WRITTEN REQUEST => Copy out the listing below line for line, keeping every character unchanged.

EXCERPTED DATA =>
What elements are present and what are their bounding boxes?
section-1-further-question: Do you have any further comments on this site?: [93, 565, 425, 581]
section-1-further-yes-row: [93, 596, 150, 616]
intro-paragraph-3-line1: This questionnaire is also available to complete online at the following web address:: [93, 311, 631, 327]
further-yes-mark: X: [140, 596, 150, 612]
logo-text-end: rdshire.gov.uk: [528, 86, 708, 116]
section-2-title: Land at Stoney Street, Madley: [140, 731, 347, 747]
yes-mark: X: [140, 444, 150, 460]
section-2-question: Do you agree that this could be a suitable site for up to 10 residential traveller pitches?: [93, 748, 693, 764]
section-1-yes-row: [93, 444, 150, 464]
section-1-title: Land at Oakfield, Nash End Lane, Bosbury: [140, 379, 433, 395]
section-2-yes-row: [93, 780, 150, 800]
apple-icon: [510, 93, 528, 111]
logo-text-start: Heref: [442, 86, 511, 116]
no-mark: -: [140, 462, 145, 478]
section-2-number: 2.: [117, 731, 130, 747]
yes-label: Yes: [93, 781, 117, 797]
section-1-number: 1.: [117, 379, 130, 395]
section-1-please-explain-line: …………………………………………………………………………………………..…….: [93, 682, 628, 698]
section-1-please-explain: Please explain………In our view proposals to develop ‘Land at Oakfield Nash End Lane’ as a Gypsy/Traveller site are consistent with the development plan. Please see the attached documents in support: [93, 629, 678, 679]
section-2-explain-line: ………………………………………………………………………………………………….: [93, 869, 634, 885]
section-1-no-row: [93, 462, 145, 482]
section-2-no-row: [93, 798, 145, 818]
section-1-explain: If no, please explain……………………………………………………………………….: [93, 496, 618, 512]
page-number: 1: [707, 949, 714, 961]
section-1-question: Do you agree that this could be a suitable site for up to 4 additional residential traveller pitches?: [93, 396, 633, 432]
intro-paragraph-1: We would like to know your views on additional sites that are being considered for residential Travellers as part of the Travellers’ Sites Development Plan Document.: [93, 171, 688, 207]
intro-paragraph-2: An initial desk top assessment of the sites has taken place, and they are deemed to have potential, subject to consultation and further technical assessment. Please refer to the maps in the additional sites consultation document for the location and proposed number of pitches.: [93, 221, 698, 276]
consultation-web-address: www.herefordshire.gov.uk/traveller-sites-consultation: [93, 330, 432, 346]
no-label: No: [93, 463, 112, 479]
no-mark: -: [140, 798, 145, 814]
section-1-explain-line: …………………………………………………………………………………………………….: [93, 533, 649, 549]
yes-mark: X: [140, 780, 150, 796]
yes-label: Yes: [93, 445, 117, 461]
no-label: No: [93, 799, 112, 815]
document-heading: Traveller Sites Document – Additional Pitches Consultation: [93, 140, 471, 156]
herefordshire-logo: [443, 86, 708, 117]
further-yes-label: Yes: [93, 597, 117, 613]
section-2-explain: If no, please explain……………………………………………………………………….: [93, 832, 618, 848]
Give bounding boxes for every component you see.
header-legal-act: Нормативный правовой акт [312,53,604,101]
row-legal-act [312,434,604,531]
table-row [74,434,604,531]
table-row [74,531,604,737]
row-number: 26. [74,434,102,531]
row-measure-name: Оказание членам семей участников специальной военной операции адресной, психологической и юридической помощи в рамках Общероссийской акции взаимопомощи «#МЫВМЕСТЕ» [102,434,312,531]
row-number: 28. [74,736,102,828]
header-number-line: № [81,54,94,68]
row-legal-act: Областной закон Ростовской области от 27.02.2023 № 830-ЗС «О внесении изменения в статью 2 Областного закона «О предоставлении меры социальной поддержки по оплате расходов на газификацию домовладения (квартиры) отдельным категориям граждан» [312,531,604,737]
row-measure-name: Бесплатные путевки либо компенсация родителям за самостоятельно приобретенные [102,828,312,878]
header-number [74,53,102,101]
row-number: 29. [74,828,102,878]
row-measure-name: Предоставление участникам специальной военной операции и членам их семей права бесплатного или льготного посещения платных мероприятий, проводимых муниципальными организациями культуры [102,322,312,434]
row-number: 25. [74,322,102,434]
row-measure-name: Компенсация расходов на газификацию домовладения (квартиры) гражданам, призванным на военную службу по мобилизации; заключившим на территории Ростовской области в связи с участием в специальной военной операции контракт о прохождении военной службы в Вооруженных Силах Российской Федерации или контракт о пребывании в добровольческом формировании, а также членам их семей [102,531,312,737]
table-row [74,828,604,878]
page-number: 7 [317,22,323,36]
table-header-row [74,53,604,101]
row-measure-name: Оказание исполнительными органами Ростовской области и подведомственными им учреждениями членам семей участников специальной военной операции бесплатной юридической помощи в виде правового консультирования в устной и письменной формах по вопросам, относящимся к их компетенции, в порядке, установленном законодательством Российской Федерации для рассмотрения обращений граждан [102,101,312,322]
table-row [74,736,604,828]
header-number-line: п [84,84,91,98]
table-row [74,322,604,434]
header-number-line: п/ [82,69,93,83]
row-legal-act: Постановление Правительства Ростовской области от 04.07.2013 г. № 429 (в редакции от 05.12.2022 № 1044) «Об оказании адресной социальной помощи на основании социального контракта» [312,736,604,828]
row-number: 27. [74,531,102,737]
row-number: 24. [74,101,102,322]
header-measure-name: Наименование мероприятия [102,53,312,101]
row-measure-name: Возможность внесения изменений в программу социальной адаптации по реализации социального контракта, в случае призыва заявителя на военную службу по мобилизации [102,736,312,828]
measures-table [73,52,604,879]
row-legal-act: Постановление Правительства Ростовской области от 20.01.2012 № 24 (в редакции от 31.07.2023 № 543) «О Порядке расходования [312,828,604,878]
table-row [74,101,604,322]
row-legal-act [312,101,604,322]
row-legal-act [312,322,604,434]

TASK SOLUTION =>
What elements are present and what are their bounding boxes?
section-1-further-question: Do you have any further comments on this site?: [93, 565, 425, 581]
section-1-further-yes-row: [93, 596, 150, 616]
intro-paragraph-3-line1: This questionnaire is also available to complete online at the following web address:: [93, 311, 631, 327]
further-yes-mark: X: [140, 596, 150, 612]
logo-text-end: rdshire.gov.uk: [528, 86, 708, 116]
section-2-title: Land at Stoney Street, Madley: [140, 731, 347, 747]
yes-mark: X: [140, 444, 150, 460]
section-2-question: Do you agree that this could be a suitable site for up to 10 residential traveller pitches?: [93, 748, 693, 764]
section-1-yes-row: [93, 444, 150, 464]
section-1-title: Land at Oakfield, Nash End Lane, Bosbury: [140, 379, 433, 395]
section-2-yes-row: [93, 780, 150, 800]
apple-icon: [510, 93, 528, 111]
logo-text-start: Heref: [442, 86, 511, 116]
no-mark: -: [140, 462, 145, 478]
section-2-number: 2.: [117, 731, 130, 747]
yes-label: Yes: [93, 781, 117, 797]
section-1-number: 1.: [117, 379, 130, 395]
section-1-please-explain-line: …………………………………………………………………………………………..…….: [93, 682, 628, 698]
section-1-please-explain: Please explain………In our view proposals to develop ‘Land at Oakfield Nash End Lane’ as a Gypsy/Traveller site are consistent with the development plan. Please see the attached documents in support: [93, 629, 678, 679]
section-2-explain-line: ………………………………………………………………………………………………….: [93, 869, 634, 885]
section-1-no-row: [93, 462, 145, 482]
section-2-no-row: [93, 798, 145, 818]
section-1-explain: If no, please explain……………………………………………………………………….: [93, 496, 618, 512]
page-number: 1: [707, 949, 714, 961]
section-1-question: Do you agree that this could be a suitable site for up to 4 additional residential traveller pitches?: [93, 396, 633, 432]
intro-paragraph-1: We would like to know your views on additional sites that are being considered for residential Travellers as part of the Travellers’ Sites Development Plan Document.: [93, 171, 688, 207]
intro-paragraph-2: An initial desk top assessment of the sites has taken place, and they are deemed to have potential, subject to consultation and further technical assessment. Please refer to the maps in the additional sites consultation document for the location and proposed number of pitches.: [93, 221, 698, 276]
consultation-web-address: www.herefordshire.gov.uk/traveller-sites-consultation: [93, 330, 432, 346]
no-label: No: [93, 463, 112, 479]
no-mark: -: [140, 798, 145, 814]
section-1-explain-line: …………………………………………………………………………………………………….: [93, 533, 649, 549]
yes-mark: X: [140, 780, 150, 796]
yes-label: Yes: [93, 445, 117, 461]
no-label: No: [93, 799, 112, 815]
document-heading: Traveller Sites Document – Additional Pitches Consultation: [93, 140, 471, 156]
herefordshire-logo: [443, 86, 708, 117]
further-yes-label: Yes: [93, 597, 117, 613]
section-2-explain: If no, please explain……………………………………………………………………….: [93, 832, 618, 848]
Give bounding boxes for every component you see.
header-legal-act: Нормативный правовой акт [312,53,604,101]
row-legal-act [312,434,604,531]
table-row [74,434,604,531]
table-row [74,531,604,737]
row-number: 26. [74,434,102,531]
row-measure-name: Оказание членам семей участников специальной военной операции адресной, психологической и юридической помощи в рамках Общероссийской акции взаимопомощи «#МЫВМЕСТЕ» [102,434,312,531]
row-number: 28. [74,736,102,828]
header-number-line: № [81,54,94,68]
row-legal-act: Областной закон Ростовской области от 27.02.2023 № 830-ЗС «О внесении изменения в статью 2 Областного закона «О предоставлении меры социальной поддержки по оплате расходов на газификацию домовладения (квартиры) отдельным категориям граждан» [312,531,604,737]
row-measure-name: Бесплатные путевки либо компенсация родителям за самостоятельно приобретенные [102,828,312,878]
header-number [74,53,102,101]
row-number: 29. [74,828,102,878]
row-measure-name: Предоставление участникам специальной военной операции и членам их семей права бесплатного или льготного посещения платных мероприятий, проводимых муниципальными организациями культуры [102,322,312,434]
row-number: 25. [74,322,102,434]
row-measure-name: Компенсация расходов на газификацию домовладения (квартиры) гражданам, призванным на военную службу по мобилизации; заключившим на территории Ростовской области в связи с участием в специальной военной операции контракт о прохождении военной службы в Вооруженных Силах Российской Федерации или контракт о пребывании в добровольческом формировании, а также членам их семей [102,531,312,737]
table-row [74,828,604,878]
page-number: 7 [317,22,323,36]
table-header-row [74,53,604,101]
row-measure-name: Оказание исполнительными органами Ростовской области и подведомственными им учреждениями членам семей участников специальной военной операции бесплатной юридической помощи в виде правового консультирования в устной и письменной формах по вопросам, относящимся к их компетенции, в порядке, установленном законодательством Российской Федерации для рассмотрения обращений граждан [102,101,312,322]
table-row [74,736,604,828]
header-number-line: п [84,84,91,98]
table-row [74,322,604,434]
header-number-line: п/ [82,69,93,83]
row-legal-act: Постановление Правительства Ростовской области от 04.07.2013 г. № 429 (в редакции от 05.12.2022 № 1044) «Об оказании адресной социальной помощи на основании социального контракта» [312,736,604,828]
row-number: 27. [74,531,102,737]
row-number: 24. [74,101,102,322]
header-measure-name: Наименование мероприятия [102,53,312,101]
row-measure-name: Возможность внесения изменений в программу социальной адаптации по реализации социального контракта, в случае призыва заявителя на военную службу по мобилизации [102,736,312,828]
measures-table [73,52,604,879]
row-legal-act: Постановление Правительства Ростовской области от 20.01.2012 № 24 (в редакции от 31.07.2023 № 543) «О Порядке расходования [312,828,604,878]
table-row [74,101,604,322]
row-legal-act [312,101,604,322]
row-legal-act [312,322,604,434]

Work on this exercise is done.